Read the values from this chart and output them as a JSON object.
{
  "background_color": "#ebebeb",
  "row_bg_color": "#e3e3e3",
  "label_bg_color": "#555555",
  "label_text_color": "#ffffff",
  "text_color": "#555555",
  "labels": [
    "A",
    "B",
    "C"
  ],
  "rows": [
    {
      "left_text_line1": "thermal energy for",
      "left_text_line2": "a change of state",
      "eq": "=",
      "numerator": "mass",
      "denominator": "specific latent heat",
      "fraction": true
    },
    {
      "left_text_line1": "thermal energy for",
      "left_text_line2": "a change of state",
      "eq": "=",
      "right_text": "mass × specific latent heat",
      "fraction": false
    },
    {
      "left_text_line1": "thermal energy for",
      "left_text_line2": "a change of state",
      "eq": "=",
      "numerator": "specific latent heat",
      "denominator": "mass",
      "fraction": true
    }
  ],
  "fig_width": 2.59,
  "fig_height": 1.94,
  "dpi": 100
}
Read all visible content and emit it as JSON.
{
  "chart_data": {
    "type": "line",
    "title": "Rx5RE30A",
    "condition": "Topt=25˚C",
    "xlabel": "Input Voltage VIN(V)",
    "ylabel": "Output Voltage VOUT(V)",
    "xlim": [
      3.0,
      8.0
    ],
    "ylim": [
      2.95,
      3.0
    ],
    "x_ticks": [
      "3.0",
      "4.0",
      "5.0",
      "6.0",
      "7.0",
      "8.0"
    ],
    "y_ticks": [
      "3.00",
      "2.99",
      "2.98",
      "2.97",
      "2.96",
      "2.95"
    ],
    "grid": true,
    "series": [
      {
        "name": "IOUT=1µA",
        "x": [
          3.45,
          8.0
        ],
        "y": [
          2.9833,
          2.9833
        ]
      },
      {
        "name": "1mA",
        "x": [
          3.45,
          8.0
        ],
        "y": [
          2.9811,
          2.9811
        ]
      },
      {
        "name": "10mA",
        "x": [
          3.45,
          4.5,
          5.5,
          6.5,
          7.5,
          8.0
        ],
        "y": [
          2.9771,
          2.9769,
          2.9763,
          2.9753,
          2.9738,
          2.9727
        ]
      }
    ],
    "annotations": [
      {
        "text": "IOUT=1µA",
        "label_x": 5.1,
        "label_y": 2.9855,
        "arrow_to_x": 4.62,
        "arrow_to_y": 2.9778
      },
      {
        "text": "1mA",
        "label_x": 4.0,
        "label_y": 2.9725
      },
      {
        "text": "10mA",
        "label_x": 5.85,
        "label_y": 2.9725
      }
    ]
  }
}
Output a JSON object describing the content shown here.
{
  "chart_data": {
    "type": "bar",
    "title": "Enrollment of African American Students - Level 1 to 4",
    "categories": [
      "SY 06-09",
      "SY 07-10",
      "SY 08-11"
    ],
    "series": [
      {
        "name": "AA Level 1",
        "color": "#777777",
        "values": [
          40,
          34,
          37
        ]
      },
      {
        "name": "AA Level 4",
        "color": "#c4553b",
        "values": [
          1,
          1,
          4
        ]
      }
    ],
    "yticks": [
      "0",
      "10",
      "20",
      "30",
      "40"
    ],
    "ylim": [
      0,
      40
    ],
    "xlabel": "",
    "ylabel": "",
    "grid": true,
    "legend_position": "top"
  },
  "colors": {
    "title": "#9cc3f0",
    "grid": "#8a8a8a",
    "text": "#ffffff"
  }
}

——————

List the lines that contain the word "ffffff".

  "label_text_color": "#ffffff",
    "text": "#ffffff"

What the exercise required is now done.